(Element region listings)
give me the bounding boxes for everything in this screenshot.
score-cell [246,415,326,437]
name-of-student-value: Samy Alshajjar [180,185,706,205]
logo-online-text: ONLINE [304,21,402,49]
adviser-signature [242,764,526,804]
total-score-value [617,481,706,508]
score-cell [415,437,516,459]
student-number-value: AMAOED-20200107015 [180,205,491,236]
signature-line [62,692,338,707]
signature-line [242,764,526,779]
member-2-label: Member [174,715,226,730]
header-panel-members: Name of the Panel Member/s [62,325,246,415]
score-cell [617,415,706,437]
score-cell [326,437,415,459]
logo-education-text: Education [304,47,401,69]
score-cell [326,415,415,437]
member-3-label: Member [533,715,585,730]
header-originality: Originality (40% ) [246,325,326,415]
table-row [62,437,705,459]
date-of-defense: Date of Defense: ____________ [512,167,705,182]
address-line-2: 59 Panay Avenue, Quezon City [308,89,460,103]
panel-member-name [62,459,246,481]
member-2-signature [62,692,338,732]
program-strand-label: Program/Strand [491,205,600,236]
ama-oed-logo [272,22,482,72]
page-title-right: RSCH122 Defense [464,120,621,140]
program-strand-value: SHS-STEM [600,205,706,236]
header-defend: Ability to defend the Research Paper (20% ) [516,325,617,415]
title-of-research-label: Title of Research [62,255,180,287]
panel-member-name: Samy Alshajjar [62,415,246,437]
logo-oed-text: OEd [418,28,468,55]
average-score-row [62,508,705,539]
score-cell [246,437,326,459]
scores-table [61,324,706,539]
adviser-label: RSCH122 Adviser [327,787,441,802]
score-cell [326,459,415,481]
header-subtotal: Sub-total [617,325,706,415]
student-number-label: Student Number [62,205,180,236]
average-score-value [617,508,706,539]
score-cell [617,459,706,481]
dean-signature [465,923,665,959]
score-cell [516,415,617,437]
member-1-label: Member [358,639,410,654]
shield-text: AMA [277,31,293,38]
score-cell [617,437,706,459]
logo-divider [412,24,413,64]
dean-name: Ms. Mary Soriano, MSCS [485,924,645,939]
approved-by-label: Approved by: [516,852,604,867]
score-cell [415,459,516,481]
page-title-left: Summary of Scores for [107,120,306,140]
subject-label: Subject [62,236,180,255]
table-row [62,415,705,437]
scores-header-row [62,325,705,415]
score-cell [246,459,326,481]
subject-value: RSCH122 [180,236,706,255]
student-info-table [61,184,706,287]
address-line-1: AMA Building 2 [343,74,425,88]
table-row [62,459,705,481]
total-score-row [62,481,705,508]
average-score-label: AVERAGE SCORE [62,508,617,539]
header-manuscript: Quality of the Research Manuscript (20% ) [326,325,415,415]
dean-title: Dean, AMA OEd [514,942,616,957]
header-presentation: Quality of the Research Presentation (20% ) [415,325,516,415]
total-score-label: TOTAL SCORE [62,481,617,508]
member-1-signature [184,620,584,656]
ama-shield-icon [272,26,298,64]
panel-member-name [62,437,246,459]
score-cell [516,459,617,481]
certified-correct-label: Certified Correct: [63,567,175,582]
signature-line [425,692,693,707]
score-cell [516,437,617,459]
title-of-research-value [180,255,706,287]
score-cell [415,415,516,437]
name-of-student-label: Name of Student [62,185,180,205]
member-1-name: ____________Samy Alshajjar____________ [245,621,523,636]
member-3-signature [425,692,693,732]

AIM
Can you set out all of the lines above as a numbered list, omitting any blank ones?

EXERCISE SOLUTION
1. give me the bounding boxes for everything in this screenshot.
2. score-cell [246,415,326,437]
3. name-of-student-value: Samy Alshajjar [180,185,706,205]
4. logo-online-text: ONLINE [304,21,402,49]
5. adviser-signature [242,764,526,804]
6. total-score-value [617,481,706,508]
7. score-cell [415,437,516,459]
8. student-number-value: AMAOED-20200107015 [180,205,491,236]
9. signature-line [62,692,338,707]
10. signature-line [242,764,526,779]
11. member-2-label: Member [174,715,226,730]
12. header-panel-members: Name of the Panel Member/s [62,325,246,415]
13. score-cell [617,415,706,437]
14. score-cell [326,437,415,459]
15. logo-education-text: Education [304,47,401,69]
16. score-cell [326,415,415,437]
17. member-3-label: Member [533,715,585,730]
18. header-originality: Originality (40% ) [246,325,326,415]
19. table-row [62,437,705,459]
20. date-of-defense: Date of Defense: ____________ [512,167,705,182]
21. address-line-2: 59 Panay Avenue, Quezon City [308,89,460,103]
22. panel-member-name [62,459,246,481]
23. member-2-signature [62,692,338,732]
24. program-strand-label: Program/Strand [491,205,600,236]
25. ama-oed-logo [272,22,482,72]
26. page-title-right: RSCH122 Defense [464,120,621,140]
27. program-strand-value: SHS-STEM [600,205,706,236]
28. header-defend: Ability to defend the Research Paper (20% ) [516,325,617,415]
29. title-of-research-label: Title of Research [62,255,180,287]
30. panel-member-name: Samy Alshajjar [62,415,246,437]
31. logo-oed-text: OEd [418,28,468,55]
32. average-score-row [62,508,705,539]
33. score-cell [246,437,326,459]
34. scores-table [61,324,706,539]
35. adviser-label: RSCH122 Adviser [327,787,441,802]
36. score-cell [326,459,415,481]
37. header-subtotal: Sub-total [617,325,706,415]
38. student-number-label: Student Number [62,205,180,236]
39. average-score-value [617,508,706,539]
40. score-cell [617,459,706,481]
41. dean-signature [465,923,665,959]
42. score-cell [516,415,617,437]
43. member-1-label: Member [358,639,410,654]
44. shield-text: AMA [277,31,293,38]
45. score-cell [617,437,706,459]
46. logo-divider [412,24,413,64]
47. dean-name: Ms. Mary Soriano, MSCS [485,924,645,939]
48. approved-by-label: Approved by: [516,852,604,867]
49. score-cell [415,459,516,481]
50. page-title-left: Summary of Scores for [107,120,306,140]
51. subject-label: Subject [62,236,180,255]
52. table-row [62,415,705,437]
53. scores-header-row [62,325,705,415]
54. score-cell [246,459,326,481]
55. subject-value: RSCH122 [180,236,706,255]
56. student-info-table [61,184,706,287]
57. address-line-1: AMA Building 2 [343,74,425,88]
58. table-row [62,459,705,481]
59. total-score-row [62,481,705,508]
60. average-score-label: AVERAGE SCORE [62,508,617,539]
61. header-manuscript: Quality of the Research Manuscript (20% ) [326,325,415,415]
62. dean-title: Dean, AMA OEd [514,942,616,957]
63. header-presentation: Quality of the Research Presentation (20% ) [415,325,516,415]
64. total-score-label: TOTAL SCORE [62,481,617,508]
65. member-1-signature [184,620,584,656]
66. ama-shield-icon [272,26,298,64]
67. panel-member-name [62,437,246,459]
68. score-cell [516,459,617,481]
69. certified-correct-label: Certified Correct: [63,567,175,582]
70. signature-line [425,692,693,707]
71. score-cell [516,437,617,459]
72. title-of-research-value [180,255,706,287]
73. score-cell [415,415,516,437]
74. name-of-student-label: Name of Student [62,185,180,205]
75. member-1-name: ____________Samy Alshajjar____________ [245,621,523,636]
76. member-3-signature [425,692,693,732]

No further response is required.